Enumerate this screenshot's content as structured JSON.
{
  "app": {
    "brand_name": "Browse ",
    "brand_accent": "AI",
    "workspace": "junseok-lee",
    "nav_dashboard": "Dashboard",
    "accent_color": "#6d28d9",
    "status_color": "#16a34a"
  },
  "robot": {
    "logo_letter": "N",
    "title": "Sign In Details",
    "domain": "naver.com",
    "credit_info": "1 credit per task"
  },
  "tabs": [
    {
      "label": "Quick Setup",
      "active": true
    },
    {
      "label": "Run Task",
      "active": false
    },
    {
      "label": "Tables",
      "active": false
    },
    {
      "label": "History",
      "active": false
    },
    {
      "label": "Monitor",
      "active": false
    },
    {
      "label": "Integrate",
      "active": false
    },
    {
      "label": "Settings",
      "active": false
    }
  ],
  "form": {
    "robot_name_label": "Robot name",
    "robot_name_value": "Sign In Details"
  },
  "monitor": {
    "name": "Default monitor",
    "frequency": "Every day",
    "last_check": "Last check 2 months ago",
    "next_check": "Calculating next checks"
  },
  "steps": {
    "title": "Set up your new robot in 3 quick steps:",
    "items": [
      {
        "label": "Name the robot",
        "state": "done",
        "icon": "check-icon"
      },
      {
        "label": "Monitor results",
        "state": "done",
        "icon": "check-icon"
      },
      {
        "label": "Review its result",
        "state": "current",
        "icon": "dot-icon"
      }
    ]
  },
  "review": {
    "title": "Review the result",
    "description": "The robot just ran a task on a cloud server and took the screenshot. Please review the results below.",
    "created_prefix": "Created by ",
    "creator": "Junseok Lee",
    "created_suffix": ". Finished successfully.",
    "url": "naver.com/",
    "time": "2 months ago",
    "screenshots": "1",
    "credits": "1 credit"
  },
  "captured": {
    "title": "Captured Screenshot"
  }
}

· · ·

* **Objective**: From the entries, report each line that includes the word "results".

* **Exercise output**:
        "label": "Monitor results",
    "description": "The robot just ran a task on a cloud server and took the screenshot. Please review the results below.",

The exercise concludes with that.